A2A is available on Growth tier and above. Key configuration: 12 endpoints registered in server.ts, rate limiting per agent key (tier-based), X-Initiated-By header on all responses (EU AI Act compliance), structured logging with pino (requestId, agentKeyId, duration_ms, outcome, intent, taskState). Error codes follow the A2A specification: INVALID_REQUEST (400), INVALID_PARAMS (400), METHOD_NOT_FOUND (405), CONTEXT_CONFLICT (409), UNSUPPORTED_OPERATION (403), TASK_NOT_FOUND (404), TASK_NOT_CANCELABLE (400). The implementation has 128 tests covering discovery, messaging, task lifecycle, streaming, push notifications, and payment integration.

Frequently asked questions

Is A2A a replacement for MCP?

No. A2A complements MCP. MCP is for structured tool calls (search, cart, checkout) — one request, one response. A2A is for multi-turn conversations where agents need to negotiate, ask questions, or track state over time. Most agents will use MCP for browsing and checkout, and A2A for complex interactions that require back-and-forth.

Do I need to implement A2A on my store?

No. AgenticMCPStores handles the A2A protocol for you. When you connect your Shopify, WooCommerce, or Odoo store, the platform automatically exposes A2A endpoints. Your store just needs to have products and policies synced — the platform handles message routing, task management, and payment integration.

----------------------------------------

TASK A: In the A2A overview, what is the lowest tier on which A2A is available?
TASK B: Which error codes does the A2A overview list? Give each with its status number.
TASK C: Does the A2A overview support each statement? For each, answer yes or no and quote the deciding words. (i) A2A is meant to replace MCP. (ii) Structured logging is done with pino. (iii) Store owners must implement the A2A protocol on their own stores.
The items that follow have no connection to the A2A overview.

----------------------------------------

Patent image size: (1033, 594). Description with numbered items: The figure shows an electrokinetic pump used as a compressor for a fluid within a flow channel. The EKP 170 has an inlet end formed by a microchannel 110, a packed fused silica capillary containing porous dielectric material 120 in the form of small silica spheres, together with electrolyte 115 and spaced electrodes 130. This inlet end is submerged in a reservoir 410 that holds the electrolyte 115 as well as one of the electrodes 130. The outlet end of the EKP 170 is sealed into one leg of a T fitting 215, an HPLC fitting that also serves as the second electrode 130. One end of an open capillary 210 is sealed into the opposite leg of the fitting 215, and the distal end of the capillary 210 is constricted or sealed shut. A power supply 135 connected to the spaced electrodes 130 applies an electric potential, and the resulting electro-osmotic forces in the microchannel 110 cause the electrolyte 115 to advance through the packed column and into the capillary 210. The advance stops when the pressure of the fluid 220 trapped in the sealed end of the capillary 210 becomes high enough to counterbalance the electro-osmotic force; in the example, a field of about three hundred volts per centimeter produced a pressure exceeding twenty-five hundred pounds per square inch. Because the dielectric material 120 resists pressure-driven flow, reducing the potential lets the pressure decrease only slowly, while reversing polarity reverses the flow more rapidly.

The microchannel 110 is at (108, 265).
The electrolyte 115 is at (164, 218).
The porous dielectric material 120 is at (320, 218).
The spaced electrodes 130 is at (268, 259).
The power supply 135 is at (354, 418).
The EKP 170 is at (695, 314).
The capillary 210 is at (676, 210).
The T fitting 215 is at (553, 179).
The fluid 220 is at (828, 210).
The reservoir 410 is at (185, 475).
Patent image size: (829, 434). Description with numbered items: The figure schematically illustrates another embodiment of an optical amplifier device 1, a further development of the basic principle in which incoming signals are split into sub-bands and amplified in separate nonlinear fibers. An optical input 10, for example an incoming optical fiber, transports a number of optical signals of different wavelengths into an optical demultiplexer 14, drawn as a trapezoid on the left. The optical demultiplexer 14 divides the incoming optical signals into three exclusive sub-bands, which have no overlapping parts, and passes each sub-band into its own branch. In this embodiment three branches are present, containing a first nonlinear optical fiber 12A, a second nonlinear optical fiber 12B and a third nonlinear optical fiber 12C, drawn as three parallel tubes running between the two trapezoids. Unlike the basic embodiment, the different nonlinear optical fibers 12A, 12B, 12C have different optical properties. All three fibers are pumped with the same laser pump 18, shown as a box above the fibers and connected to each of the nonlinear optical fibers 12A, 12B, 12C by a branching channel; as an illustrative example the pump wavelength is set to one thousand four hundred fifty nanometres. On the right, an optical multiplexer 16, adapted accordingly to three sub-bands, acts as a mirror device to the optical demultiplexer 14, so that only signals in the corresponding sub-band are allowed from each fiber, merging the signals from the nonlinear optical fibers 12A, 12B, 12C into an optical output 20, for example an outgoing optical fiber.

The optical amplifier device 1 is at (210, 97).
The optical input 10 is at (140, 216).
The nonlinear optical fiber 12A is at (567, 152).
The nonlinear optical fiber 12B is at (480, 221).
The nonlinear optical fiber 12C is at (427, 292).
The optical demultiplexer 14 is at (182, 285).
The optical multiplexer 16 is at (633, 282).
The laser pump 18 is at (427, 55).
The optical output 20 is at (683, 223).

----------------------------------------

TASK SOLUTION A: Growth tier.

TASK SOLUTION B: INVALID_REQUEST (400), INVALID_PARAMS (400), METHOD_NOT_FOUND (405), CONTEXT_CONFLICT (409), UNSUPPORTED_OPERATION (403), TASK_NOT_FOUND (404), TASK_NOT_CANCELABLE (400)

TASK SOLUTION C:
(i) No: "No. A2A complements MCP."
(ii) Yes: "structured logging with pino"
(iii) No: "AgenticMCPStores handles the A2A protocol for you."